__Stated task__. Below you will find a set of lines. Repeat them all exactly.

__Record extracts__.

━━━━━━

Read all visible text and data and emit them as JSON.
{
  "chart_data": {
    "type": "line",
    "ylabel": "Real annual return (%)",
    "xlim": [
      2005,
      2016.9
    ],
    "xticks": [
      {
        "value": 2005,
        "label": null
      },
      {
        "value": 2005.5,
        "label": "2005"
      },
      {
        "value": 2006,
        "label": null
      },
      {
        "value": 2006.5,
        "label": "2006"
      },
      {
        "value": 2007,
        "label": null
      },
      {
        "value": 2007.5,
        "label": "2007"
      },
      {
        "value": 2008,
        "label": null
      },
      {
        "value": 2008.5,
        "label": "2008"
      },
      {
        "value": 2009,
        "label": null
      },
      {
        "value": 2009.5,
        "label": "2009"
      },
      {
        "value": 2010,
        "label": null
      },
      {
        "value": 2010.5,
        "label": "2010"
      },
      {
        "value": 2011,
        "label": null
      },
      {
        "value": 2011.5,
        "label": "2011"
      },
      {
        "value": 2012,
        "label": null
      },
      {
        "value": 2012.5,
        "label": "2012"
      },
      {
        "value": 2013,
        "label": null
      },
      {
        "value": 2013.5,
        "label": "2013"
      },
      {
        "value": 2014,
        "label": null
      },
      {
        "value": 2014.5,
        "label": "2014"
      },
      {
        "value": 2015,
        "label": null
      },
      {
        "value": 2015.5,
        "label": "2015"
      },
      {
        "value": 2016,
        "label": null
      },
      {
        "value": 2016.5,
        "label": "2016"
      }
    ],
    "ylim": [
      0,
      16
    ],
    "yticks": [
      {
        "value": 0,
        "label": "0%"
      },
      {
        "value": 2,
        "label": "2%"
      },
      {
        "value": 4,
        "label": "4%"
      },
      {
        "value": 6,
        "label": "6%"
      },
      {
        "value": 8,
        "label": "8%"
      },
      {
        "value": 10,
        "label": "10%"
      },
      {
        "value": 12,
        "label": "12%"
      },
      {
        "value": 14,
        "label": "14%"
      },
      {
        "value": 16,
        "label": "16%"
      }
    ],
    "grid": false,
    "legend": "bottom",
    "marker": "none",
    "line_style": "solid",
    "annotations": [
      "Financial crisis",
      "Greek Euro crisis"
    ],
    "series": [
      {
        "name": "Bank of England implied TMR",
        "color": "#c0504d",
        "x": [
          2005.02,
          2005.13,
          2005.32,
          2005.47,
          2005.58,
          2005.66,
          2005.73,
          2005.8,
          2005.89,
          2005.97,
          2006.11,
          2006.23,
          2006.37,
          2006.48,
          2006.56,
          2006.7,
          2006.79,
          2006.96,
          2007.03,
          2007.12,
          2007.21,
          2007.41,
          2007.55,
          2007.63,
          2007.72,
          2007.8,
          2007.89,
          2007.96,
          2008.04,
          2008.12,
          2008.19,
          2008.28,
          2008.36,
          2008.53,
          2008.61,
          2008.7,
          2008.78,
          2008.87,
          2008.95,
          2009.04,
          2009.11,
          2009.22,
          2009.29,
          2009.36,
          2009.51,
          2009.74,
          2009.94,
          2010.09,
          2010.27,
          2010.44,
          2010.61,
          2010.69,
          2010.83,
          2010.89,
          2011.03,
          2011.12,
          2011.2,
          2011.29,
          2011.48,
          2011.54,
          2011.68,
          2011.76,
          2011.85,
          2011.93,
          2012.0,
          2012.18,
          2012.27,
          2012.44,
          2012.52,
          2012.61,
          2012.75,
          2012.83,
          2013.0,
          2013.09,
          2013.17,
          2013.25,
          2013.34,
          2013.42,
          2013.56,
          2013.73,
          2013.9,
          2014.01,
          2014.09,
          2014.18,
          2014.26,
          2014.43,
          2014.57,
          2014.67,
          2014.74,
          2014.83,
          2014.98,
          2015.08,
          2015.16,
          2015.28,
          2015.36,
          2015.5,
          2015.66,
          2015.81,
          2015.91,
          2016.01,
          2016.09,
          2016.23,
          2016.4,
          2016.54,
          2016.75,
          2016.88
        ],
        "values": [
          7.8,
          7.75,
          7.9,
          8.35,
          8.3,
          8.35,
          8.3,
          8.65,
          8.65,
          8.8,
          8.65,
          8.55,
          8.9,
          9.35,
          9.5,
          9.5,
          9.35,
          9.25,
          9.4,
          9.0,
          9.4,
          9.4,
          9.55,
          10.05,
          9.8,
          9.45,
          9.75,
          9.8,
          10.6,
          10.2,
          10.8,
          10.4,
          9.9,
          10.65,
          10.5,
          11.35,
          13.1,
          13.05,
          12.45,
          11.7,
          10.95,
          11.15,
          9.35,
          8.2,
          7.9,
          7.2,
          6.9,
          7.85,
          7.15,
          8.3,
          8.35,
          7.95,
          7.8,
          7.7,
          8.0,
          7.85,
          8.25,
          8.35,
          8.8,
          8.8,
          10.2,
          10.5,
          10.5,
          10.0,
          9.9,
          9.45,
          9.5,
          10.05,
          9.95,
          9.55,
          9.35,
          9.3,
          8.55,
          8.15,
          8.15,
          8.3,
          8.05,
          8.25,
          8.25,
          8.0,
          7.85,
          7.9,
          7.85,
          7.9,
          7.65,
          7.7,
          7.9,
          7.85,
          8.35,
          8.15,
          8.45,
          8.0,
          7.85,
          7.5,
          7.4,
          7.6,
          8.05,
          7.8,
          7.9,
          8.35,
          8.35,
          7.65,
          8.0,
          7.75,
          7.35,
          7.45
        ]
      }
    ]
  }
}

━━━━━━

__Solution below__.
Read all visible text and data and emit them as JSON.
{
  "chart_data": {
    "type": "line",
    "ylabel": "Real annual return (%)",
    "xlim": [
      2005,
      2016.9
    ],
    "xticks": [
      {
        "value": 2005,
        "label": null
      },
      {
        "value": 2005.5,
        "label": "2005"
      },
      {
        "value": 2006,
        "label": null
      },
      {
        "value": 2006.5,
        "label": "2006"
      },
      {
        "value": 2007,
        "label": null
      },
      {
        "value": 2007.5,
        "label": "2007"
      },
      {
        "value": 2008,
        "label": null
      },
      {
        "value": 2008.5,
        "label": "2008"
      },
      {
        "value": 2009,
        "label": null
      },
      {
        "value": 2009.5,
        "label": "2009"
      },
      {
        "value": 2010,
        "label": null
      },
      {
        "value": 2010.5,
        "label": "2010"
      },
      {
        "value": 2011,
        "label": null
      },
      {
        "value": 2011.5,
        "label": "2011"
      },
      {
        "value": 2012,
        "label": null
      },
      {
        "value": 2012.5,
        "label": "2012"
      },
      {
        "value": 2013,
        "label": null
      },
      {
        "value": 2013.5,
        "label": "2013"
      },
      {
        "value": 2014,
        "label": null
      },
      {
        "value": 2014.5,
        "label": "2014"
      },
      {
        "value": 2015,
        "label": null
      },
      {
        "value": 2015.5,
        "label": "2015"
      },
      {
        "value": 2016,
        "label": null
      },
      {
        "value": 2016.5,
        "label": "2016"
      }
    ],
    "ylim": [
      0,
      16
    ],
    "yticks": [
      {
        "value": 0,
        "label": "0%"
      },
      {
        "value": 2,
        "label": "2%"
      },
      {
        "value": 4,
        "label": "4%"
      },
      {
        "value": 6,
        "label": "6%"
      },
      {
        "value": 8,
        "label": "8%"
      },
      {
        "value": 10,
        "label": "10%"
      },
      {
        "value": 12,
        "label": "12%"
      },
      {
        "value": 14,
        "label": "14%"
      },
      {
        "value": 16,
        "label": "16%"
      }
    ],
    "grid": false,
    "legend": "bottom",
    "marker": "none",
    "line_style": "solid",
    "annotations": [
      "Financial crisis",
      "Greek Euro crisis"
    ],
    "series": [
      {
        "name": "Bank of England implied TMR",
        "color": "#c0504d",
        "x": [
          2005.02,
          2005.13,
          2005.32,
          2005.47,
          2005.58,
          2005.66,
          2005.73,
          2005.8,
          2005.89,
          2005.97,
          2006.11,
          2006.23,
          2006.37,
          2006.48,
          2006.56,
          2006.7,
          2006.79,
          2006.96,
          2007.03,
          2007.12,
          2007.21,
          2007.41,
          2007.55,
          2007.63,
          2007.72,
          2007.8,
          2007.89,
          2007.96,
          2008.04,
          2008.12,
          2008.19,
          2008.28,
          2008.36,
          2008.53,
          2008.61,
          2008.7,
          2008.78,
          2008.87,
          2008.95,
          2009.04,
          2009.11,
          2009.22,
          2009.29,
          2009.36,
          2009.51,
          2009.74,
          2009.94,
          2010.09,
          2010.27,
          2010.44,
          2010.61,
          2010.69,
          2010.83,
          2010.89,
          2011.03,
          2011.12,
          2011.2,
          2011.29,
          2011.48,
          2011.54,
          2011.68,
          2011.76,
          2011.85,
          2011.93,
          2012.0,
          2012.18,
          2012.27,
          2012.44,
          2012.52,
          2012.61,
          2012.75,
          2012.83,
          2013.0,
          2013.09,
          2013.17,
          2013.25,
          2013.34,
          2013.42,
          2013.56,
          2013.73,
          2013.9,
          2014.01,
          2014.09,
          2014.18,
          2014.26,
          2014.43,
          2014.57,
          2014.67,
          2014.74,
          2014.83,
          2014.98,
          2015.08,
          2015.16,
          2015.28,
          2015.36,
          2015.5,
          2015.66,
          2015.81,
          2015.91,
          2016.01,
          2016.09,
          2016.23,
          2016.4,
          2016.54,
          2016.75,
          2016.88
        ],
        "values": [
          7.8,
          7.75,
          7.9,
          8.35,
          8.3,
          8.35,
          8.3,
          8.65,
          8.65,
          8.8,
          8.65,
          8.55,
          8.9,
          9.35,
          9.5,
          9.5,
          9.35,
          9.25,
          9.4,
          9.0,
          9.4,
          9.4,
          9.55,
          10.05,
          9.8,
          9.45,
          9.75,
          9.8,
          10.6,
          10.2,
          10.8,
          10.4,
          9.9,
          10.65,
          10.5,
          11.35,
          13.1,
          13.05,
          12.45,
          11.7,
          10.95,
          11.15,
          9.35,
          8.2,
          7.9,
          7.2,
          6.9,
          7.85,
          7.15,
          8.3,
          8.35,
          7.95,
          7.8,
          7.7,
          8.0,
          7.85,
          8.25,
          8.35,
          8.8,
          8.8,
          10.2,
          10.5,
          10.5,
          10.0,
          9.9,
          9.45,
          9.5,
          10.05,
          9.95,
          9.55,
          9.35,
          9.3,
          8.55,
          8.15,
          8.15,
          8.3,
          8.05,
          8.25,
          8.25,
          8.0,
          7.85,
          7.9,
          7.85,
          7.9,
          7.65,
          7.7,
          7.9,
          7.85,
          8.35,
          8.15,
          8.45,
          8.0,
          7.85,
          7.5,
          7.4,
          7.6,
          8.05,
          7.8,
          7.9,
          8.35,
          8.35,
          7.65,
          8.0,
          7.75,
          7.35,
          7.45
        ]
      }
    ]
  }
}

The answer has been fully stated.